- _MATERIAL PROVIDED_
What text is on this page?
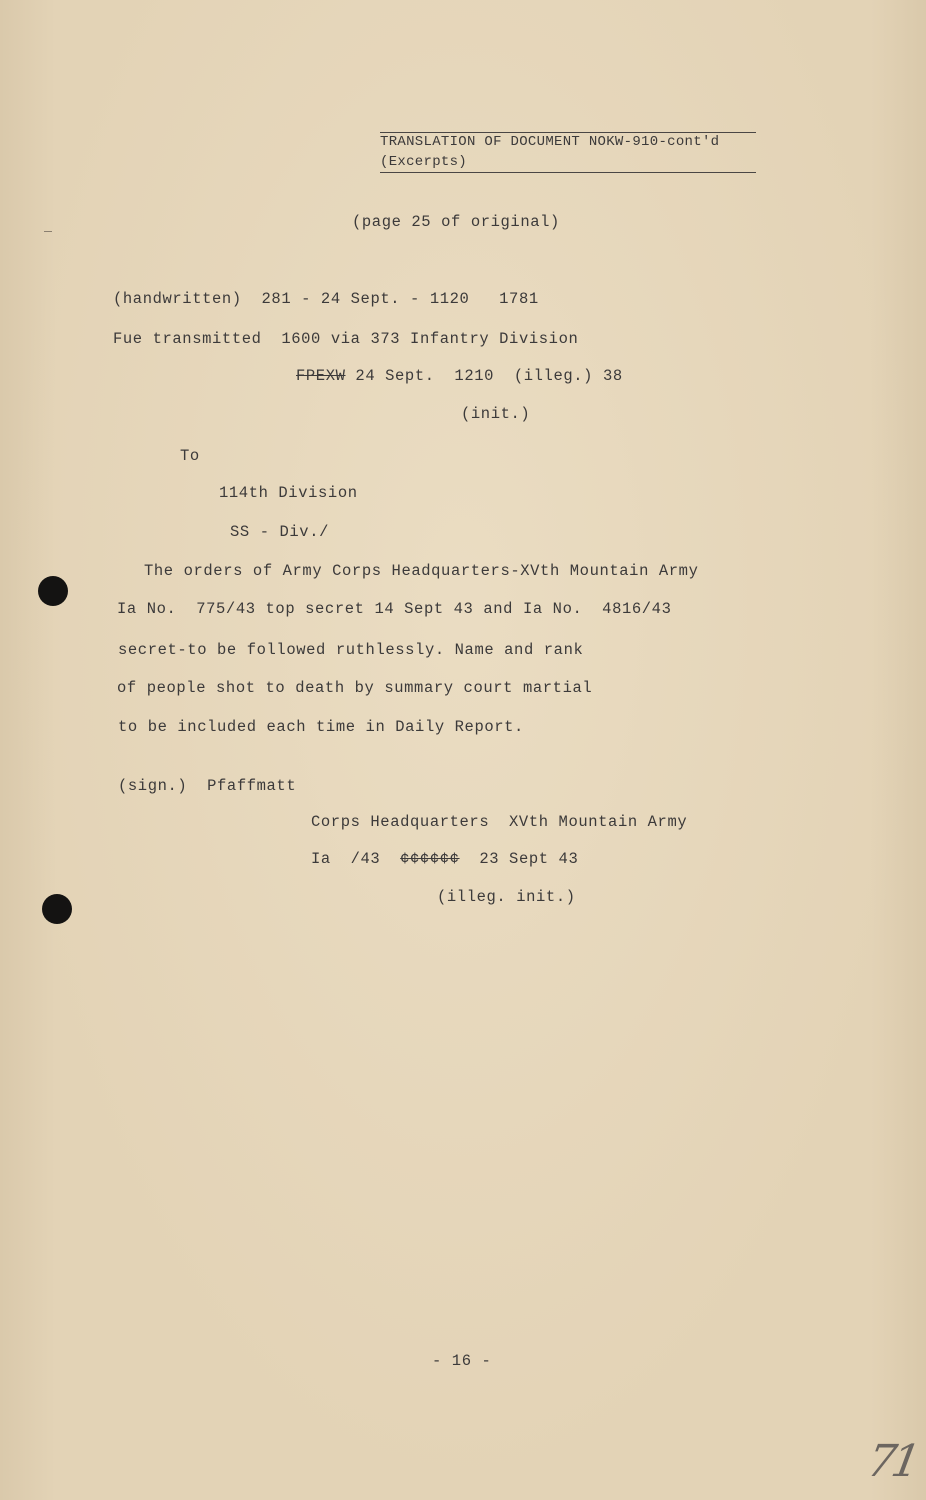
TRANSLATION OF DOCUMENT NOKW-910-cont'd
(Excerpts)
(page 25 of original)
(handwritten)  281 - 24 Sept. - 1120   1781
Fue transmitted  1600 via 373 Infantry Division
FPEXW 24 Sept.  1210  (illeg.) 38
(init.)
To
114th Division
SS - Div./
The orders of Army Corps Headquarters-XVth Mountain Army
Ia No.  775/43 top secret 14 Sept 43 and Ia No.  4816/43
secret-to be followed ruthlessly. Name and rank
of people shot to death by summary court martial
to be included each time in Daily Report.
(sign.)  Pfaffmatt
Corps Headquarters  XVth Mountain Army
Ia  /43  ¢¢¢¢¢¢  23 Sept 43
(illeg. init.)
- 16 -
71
...
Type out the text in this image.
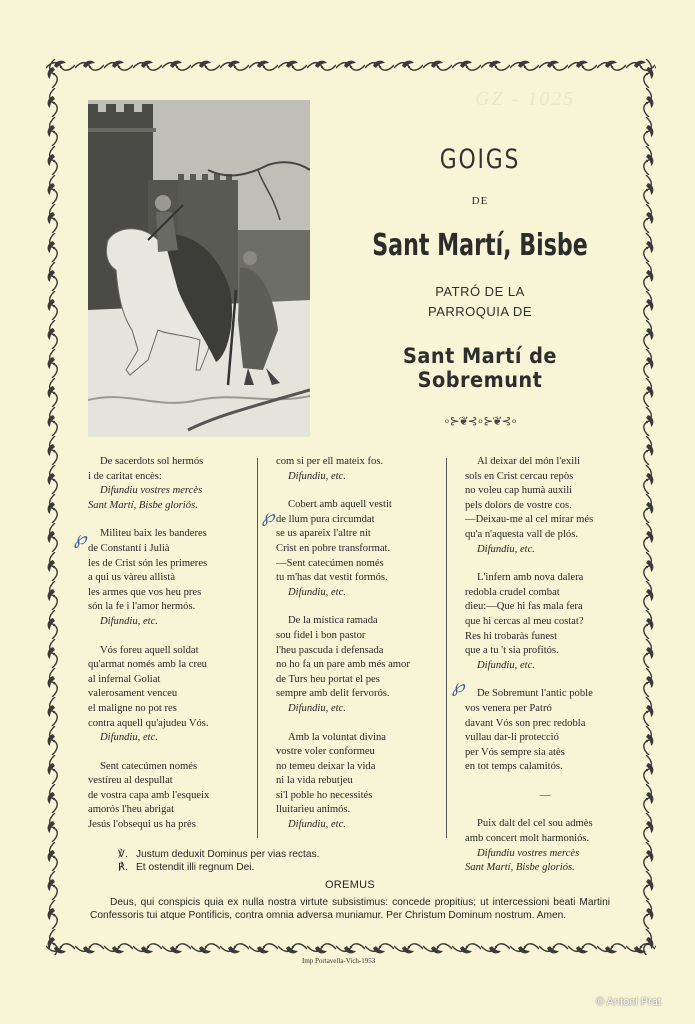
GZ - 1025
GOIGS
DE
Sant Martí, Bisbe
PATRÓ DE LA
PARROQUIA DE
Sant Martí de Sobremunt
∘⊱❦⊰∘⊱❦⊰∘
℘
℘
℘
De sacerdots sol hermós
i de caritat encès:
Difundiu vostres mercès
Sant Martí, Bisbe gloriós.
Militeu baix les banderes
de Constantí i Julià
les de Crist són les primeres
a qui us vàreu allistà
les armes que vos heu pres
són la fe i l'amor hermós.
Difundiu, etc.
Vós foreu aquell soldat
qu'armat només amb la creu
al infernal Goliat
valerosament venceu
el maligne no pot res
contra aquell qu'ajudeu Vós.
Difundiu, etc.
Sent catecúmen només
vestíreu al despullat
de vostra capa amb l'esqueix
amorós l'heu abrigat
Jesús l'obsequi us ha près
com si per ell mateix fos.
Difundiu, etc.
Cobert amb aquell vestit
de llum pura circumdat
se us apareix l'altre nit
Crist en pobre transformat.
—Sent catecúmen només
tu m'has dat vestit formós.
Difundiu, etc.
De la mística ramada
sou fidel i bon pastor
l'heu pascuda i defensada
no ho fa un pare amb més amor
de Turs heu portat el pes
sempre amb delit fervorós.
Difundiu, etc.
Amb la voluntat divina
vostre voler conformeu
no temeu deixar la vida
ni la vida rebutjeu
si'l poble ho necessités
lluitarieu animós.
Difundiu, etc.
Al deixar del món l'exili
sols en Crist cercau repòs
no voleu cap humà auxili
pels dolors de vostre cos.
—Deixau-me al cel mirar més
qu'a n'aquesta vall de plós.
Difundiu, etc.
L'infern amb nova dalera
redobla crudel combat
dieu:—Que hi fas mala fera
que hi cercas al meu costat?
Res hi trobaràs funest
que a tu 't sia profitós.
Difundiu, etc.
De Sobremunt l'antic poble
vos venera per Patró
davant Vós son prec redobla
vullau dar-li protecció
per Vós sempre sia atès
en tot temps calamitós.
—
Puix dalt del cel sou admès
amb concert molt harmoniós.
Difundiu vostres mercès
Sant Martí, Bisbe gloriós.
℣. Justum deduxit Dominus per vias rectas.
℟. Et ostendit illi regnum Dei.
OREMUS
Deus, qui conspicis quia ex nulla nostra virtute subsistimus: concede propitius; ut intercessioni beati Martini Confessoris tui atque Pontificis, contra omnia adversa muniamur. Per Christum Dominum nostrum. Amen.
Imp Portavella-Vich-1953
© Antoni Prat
--
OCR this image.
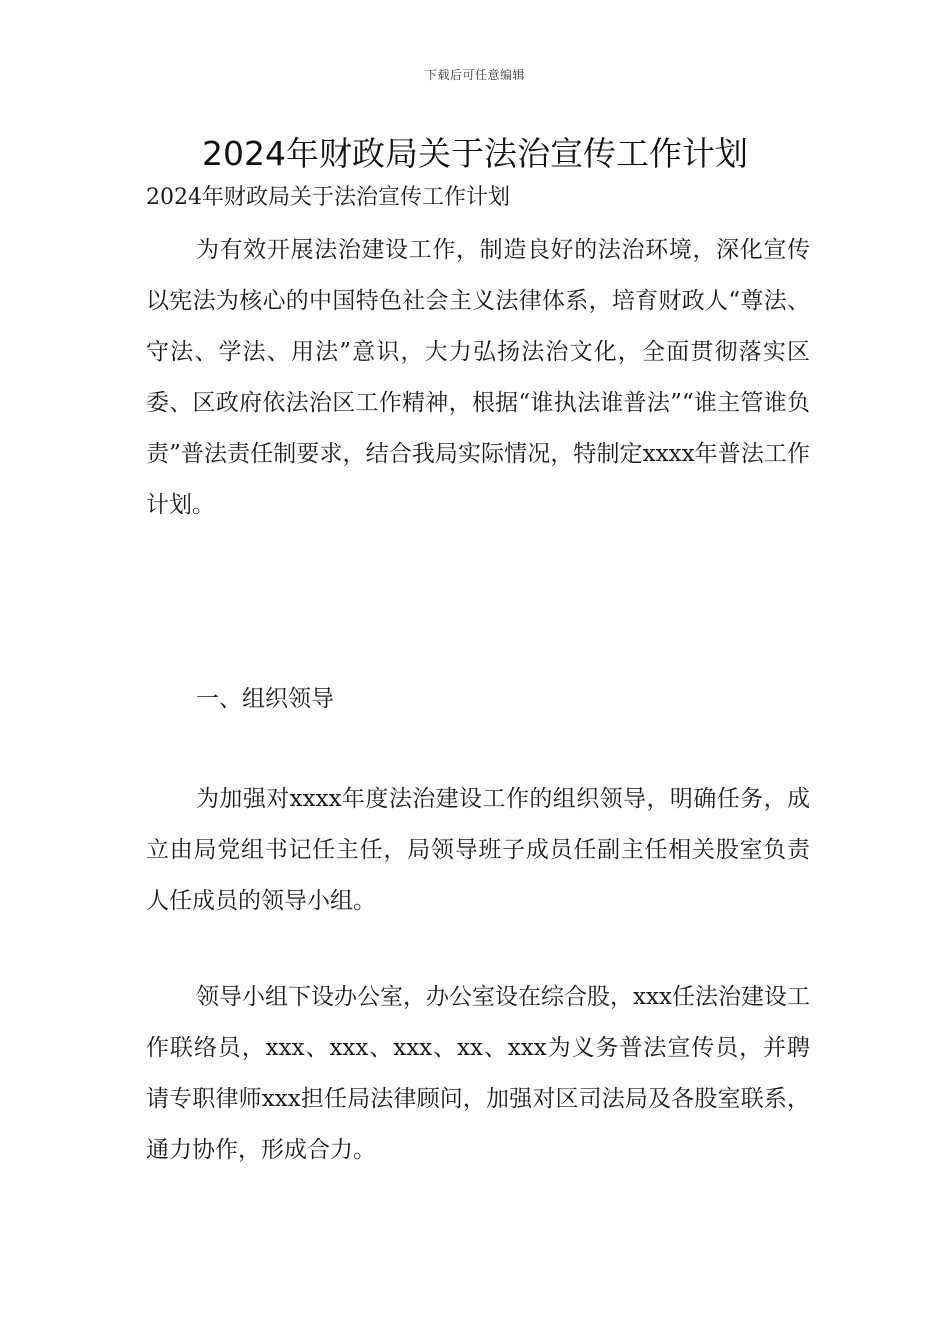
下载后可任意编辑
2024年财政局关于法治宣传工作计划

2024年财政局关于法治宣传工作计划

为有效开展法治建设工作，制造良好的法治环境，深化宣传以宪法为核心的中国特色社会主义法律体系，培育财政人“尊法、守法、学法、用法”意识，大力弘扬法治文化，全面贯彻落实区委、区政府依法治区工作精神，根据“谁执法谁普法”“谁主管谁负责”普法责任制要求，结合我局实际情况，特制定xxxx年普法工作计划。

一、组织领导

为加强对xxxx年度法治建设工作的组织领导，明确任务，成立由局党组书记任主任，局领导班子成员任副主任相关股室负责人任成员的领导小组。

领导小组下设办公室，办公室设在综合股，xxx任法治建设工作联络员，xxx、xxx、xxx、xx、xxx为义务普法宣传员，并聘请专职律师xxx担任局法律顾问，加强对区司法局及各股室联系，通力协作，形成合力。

- _TASK_
Find all lines where the word "catecúmen" appears. Copy them.

- _WRITTEN RESPONSE_
Sent catecúmen només
—Sent catecúmen només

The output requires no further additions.